======== Records supplied ========
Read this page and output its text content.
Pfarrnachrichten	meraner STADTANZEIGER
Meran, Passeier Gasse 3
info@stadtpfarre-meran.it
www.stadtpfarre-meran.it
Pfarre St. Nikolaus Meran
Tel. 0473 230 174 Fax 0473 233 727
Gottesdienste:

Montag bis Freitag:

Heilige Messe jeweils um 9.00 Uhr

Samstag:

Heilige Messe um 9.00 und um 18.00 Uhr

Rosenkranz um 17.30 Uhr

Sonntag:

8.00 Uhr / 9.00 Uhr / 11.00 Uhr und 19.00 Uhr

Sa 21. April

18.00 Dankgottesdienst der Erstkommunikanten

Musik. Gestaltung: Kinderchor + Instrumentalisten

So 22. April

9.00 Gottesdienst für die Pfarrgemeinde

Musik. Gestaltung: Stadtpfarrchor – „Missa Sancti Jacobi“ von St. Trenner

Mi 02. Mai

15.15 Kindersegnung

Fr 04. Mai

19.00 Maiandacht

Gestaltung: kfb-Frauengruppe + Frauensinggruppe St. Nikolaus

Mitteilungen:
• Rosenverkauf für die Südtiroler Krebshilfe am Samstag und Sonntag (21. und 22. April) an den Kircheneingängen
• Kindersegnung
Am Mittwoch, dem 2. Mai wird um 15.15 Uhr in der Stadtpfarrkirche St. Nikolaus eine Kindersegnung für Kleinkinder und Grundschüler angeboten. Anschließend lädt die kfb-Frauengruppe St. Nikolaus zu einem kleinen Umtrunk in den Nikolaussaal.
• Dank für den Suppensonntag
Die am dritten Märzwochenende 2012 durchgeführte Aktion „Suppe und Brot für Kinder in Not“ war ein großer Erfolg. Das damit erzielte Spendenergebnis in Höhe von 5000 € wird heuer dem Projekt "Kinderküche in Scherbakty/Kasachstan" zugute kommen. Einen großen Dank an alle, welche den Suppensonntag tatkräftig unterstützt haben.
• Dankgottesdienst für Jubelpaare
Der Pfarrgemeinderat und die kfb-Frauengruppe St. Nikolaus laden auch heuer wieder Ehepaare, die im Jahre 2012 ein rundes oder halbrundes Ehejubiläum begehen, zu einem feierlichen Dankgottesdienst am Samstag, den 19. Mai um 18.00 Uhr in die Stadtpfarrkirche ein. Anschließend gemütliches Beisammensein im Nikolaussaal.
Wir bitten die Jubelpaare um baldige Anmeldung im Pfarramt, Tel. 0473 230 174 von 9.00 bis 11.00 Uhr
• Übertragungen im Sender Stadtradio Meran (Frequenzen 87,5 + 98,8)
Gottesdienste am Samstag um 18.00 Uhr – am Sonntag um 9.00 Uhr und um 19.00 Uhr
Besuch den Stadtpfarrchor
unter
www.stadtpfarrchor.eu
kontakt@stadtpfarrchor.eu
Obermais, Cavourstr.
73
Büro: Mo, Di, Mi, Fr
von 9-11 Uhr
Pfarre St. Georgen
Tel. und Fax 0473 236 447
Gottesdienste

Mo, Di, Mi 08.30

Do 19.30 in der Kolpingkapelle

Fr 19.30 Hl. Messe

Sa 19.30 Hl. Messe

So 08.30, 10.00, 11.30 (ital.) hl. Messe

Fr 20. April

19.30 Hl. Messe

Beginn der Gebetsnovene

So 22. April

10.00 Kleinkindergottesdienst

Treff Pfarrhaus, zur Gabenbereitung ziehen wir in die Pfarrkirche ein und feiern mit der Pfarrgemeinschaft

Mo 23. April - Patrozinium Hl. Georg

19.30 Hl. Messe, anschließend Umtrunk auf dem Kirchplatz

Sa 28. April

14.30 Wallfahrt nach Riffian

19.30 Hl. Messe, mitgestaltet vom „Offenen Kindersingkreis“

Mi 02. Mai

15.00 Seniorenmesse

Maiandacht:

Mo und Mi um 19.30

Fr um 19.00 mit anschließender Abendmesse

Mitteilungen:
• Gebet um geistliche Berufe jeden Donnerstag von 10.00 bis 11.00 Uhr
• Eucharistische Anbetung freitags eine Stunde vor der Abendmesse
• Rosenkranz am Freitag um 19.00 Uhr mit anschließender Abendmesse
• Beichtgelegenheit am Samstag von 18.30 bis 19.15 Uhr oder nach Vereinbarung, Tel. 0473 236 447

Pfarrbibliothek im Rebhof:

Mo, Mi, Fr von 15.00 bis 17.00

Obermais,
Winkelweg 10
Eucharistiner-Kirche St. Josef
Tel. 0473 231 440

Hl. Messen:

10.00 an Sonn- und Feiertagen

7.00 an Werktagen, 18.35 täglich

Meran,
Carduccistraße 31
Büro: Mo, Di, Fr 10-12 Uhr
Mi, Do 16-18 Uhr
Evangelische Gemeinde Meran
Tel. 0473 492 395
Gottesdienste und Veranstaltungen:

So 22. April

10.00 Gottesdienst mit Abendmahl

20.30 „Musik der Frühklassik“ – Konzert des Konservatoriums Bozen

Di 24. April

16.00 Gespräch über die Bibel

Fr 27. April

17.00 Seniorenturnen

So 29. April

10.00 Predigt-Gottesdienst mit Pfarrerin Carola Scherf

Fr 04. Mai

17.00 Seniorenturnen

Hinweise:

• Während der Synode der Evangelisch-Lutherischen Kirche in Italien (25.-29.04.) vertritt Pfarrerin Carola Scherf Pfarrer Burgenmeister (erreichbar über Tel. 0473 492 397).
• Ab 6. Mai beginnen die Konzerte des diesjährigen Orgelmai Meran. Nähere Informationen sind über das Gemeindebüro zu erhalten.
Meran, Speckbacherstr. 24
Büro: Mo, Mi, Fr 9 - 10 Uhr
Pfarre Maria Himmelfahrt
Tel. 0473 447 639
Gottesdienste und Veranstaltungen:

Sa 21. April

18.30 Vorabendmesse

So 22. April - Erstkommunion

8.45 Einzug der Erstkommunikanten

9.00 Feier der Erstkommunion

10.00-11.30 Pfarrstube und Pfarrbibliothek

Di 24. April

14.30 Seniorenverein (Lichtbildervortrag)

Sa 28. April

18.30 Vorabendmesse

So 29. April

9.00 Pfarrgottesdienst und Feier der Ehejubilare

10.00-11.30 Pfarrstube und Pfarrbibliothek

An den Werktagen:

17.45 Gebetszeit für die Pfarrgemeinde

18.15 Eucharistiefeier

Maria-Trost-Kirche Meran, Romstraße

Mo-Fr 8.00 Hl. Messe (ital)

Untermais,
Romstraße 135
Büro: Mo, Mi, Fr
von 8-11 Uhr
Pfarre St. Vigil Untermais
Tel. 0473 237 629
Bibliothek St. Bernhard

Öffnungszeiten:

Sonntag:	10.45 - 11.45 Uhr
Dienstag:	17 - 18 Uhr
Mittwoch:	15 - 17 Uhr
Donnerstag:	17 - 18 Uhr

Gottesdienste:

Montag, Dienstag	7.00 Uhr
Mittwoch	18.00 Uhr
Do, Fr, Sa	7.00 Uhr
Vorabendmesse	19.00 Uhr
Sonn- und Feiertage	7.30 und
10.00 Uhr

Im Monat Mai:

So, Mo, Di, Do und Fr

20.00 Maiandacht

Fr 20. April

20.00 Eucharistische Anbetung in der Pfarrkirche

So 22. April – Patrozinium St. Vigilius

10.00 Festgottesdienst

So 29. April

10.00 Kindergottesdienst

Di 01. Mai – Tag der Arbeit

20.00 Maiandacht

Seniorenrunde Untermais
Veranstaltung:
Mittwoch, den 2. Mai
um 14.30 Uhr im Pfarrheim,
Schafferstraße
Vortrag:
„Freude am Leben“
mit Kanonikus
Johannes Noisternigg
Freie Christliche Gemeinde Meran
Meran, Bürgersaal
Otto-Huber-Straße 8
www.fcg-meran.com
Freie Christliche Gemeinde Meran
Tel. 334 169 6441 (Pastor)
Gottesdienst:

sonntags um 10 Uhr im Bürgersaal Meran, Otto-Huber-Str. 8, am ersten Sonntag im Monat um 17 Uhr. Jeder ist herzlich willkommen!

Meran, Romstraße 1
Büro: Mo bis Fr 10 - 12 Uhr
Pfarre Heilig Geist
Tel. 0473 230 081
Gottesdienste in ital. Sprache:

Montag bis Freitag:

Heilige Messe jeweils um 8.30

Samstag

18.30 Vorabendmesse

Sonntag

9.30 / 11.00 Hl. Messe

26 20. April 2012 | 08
========
### Exercise
Extract all lines from the data in which "Otto" is found.

### Task response
Otto-Huber-Straße 8
sonntags um 10 Uhr im Bürgersaal Meran, Otto-Huber-Str. 8, am ersten Sonntag im Monat um 17 Uhr. Jeder ist herzlich willkommen!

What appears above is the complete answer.